Task to complete
How many lines in the listing below include the word "corner"? Answer with the number and nothing else.

[START Exercise material]

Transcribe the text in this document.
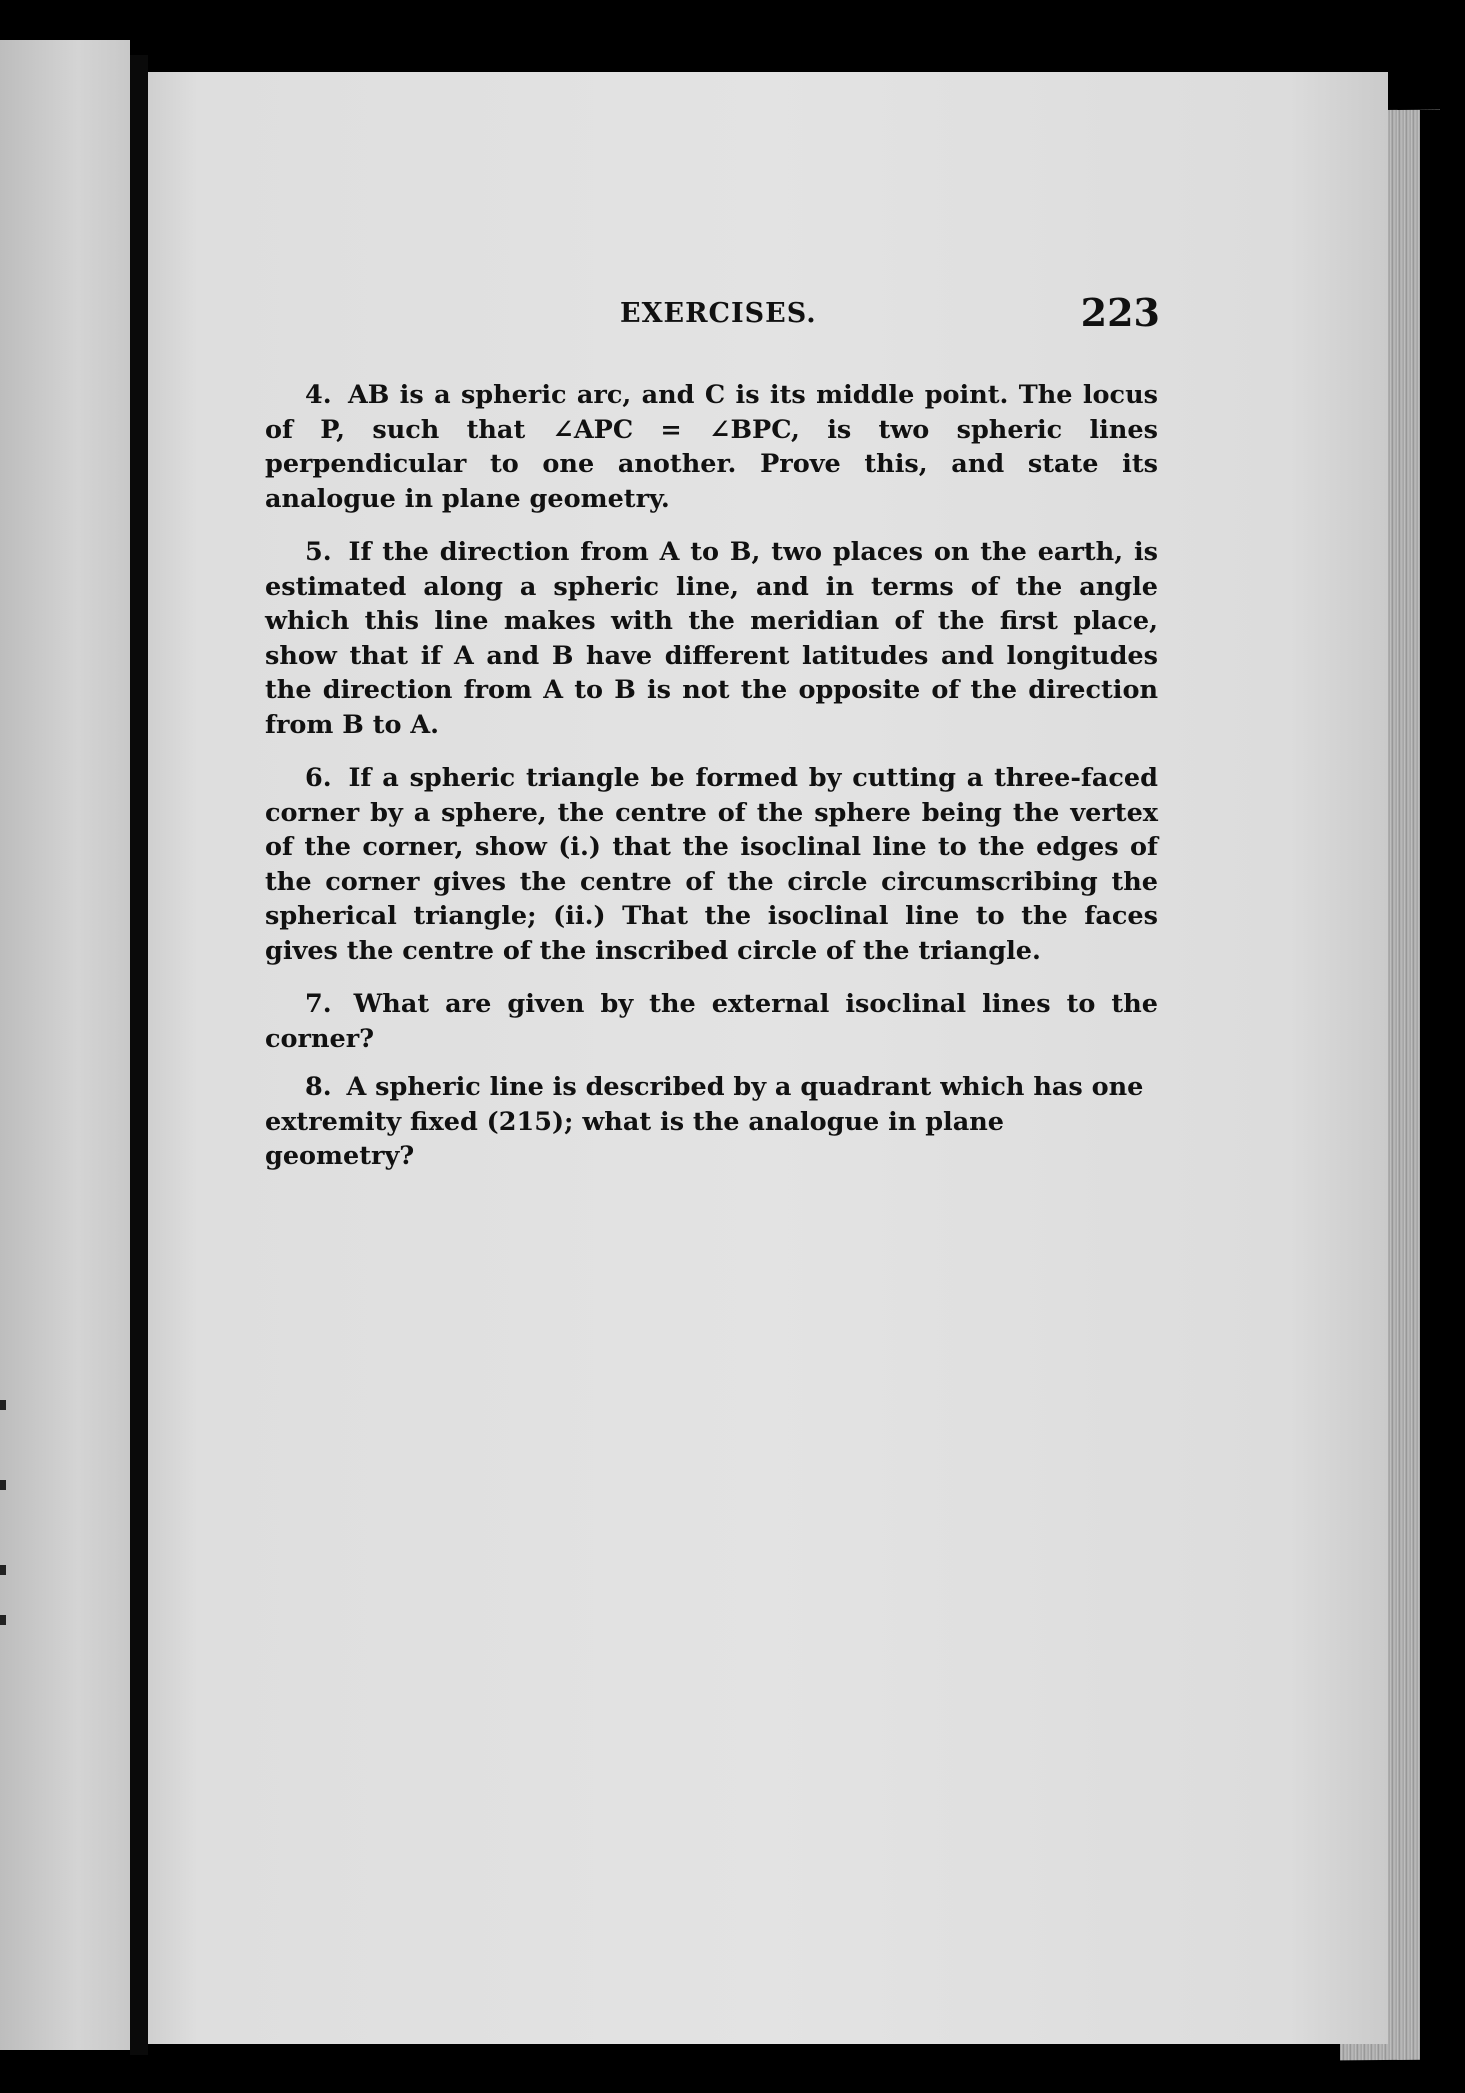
EXERCISES.	223

4. AB is a spheric arc, and C is its middle point. The locus of P, such that ∠APC = ∠BPC, is two spheric lines perpendicular to one another. Prove this, and state its analogue in plane geometry.

5. If the direction from A to B, two places on the earth, is estimated along a spheric line, and in terms of the angle which this line makes with the meridian of the first place, show that if A and B have different latitudes and longitudes the direction from A to B is not the opposite of the direction from B to A.

6. If a spheric triangle be formed by cutting a three-faced corner by a sphere, the centre of the sphere being the vertex of the corner, show (i.) that the isoclinal line to the edges of the corner gives the centre of the circle circumscribing the spherical triangle; (ii.) That the isoclinal line to the faces gives the centre of the inscribed circle of the triangle.

7. What are given by the external isoclinal lines to the corner?

8. A spheric line is described by a quadrant which has one extremity fixed (215); what is the analogue in plane geometry?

[END Exercise material]

Exercise response
2